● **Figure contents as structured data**
***

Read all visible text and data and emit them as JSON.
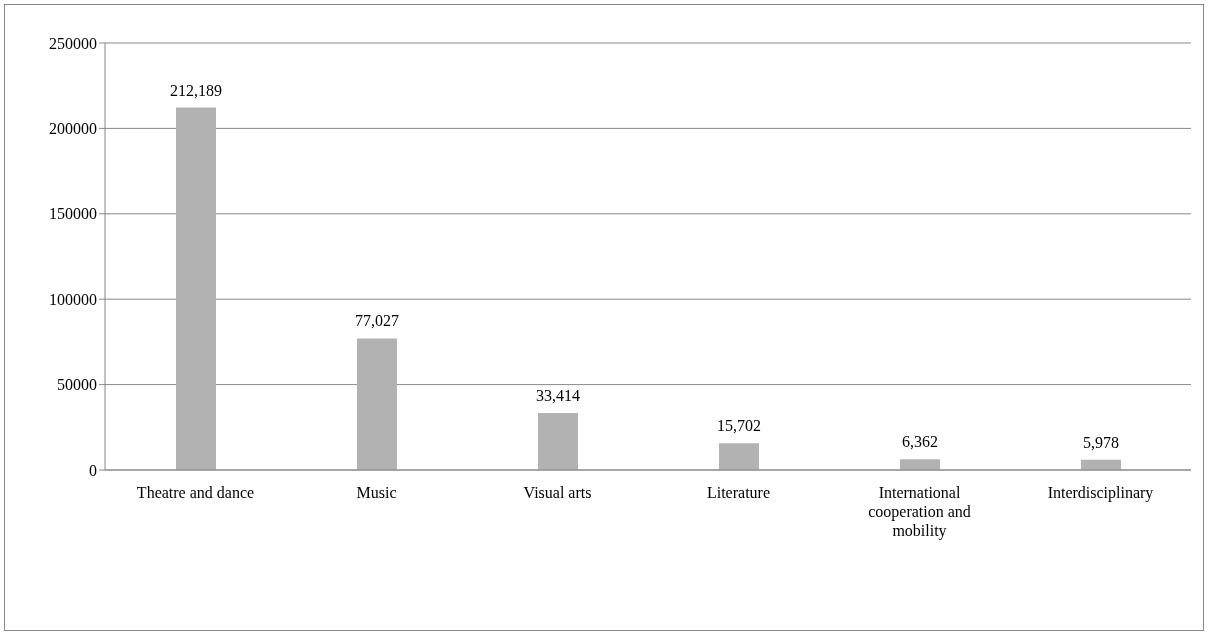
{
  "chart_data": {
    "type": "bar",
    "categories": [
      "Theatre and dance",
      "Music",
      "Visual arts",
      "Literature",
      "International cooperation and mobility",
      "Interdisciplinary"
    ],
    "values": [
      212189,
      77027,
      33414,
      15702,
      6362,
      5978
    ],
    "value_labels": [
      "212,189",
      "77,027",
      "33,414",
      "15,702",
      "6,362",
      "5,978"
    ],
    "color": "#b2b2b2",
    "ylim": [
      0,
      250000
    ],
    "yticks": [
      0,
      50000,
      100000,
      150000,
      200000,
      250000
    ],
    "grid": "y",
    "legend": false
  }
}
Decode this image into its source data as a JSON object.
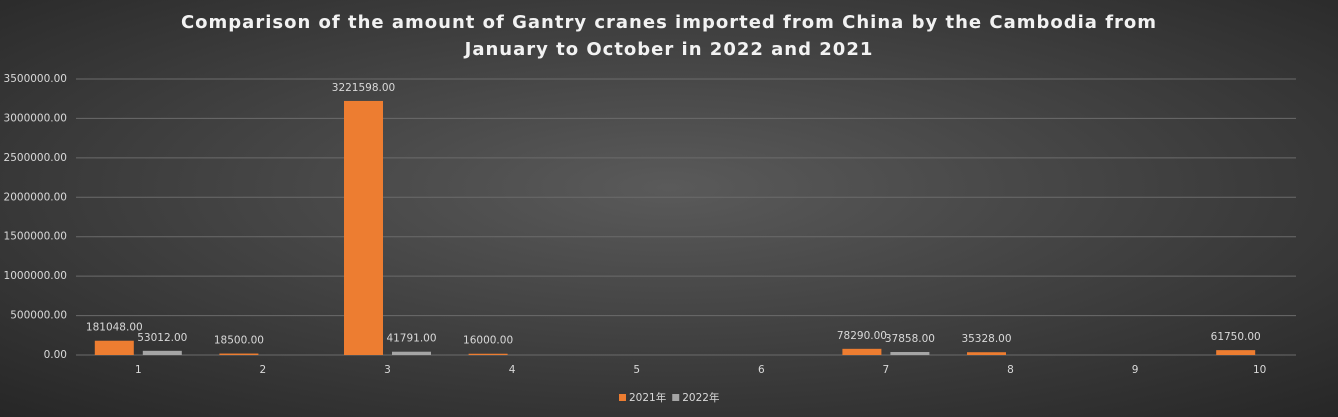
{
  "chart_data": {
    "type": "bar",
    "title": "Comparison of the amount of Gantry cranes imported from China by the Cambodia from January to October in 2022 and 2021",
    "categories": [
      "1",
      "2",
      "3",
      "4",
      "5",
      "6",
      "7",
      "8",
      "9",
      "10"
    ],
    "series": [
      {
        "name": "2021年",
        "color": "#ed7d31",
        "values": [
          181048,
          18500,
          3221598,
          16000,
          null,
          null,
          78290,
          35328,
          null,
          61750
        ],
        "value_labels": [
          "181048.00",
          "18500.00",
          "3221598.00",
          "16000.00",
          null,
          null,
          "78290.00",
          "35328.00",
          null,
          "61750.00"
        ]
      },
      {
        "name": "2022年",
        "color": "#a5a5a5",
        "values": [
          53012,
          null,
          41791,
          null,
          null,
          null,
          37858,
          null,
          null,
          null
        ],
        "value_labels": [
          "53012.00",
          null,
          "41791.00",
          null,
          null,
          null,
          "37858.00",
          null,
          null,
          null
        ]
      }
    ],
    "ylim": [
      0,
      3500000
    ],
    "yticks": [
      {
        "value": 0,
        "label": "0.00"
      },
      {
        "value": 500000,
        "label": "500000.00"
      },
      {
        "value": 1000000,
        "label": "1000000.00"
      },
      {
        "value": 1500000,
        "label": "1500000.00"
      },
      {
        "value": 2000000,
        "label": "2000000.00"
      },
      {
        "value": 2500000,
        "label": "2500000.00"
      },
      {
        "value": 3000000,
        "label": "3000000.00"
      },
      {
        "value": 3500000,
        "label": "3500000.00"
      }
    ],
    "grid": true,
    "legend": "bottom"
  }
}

***

● **GOAL**
Every line above that contains the word "JSON" should be reported.

● **WRITTEN ANSWER**
Read all visible text and data and emit them as JSON.
Decode this image into its source data as a JSON object.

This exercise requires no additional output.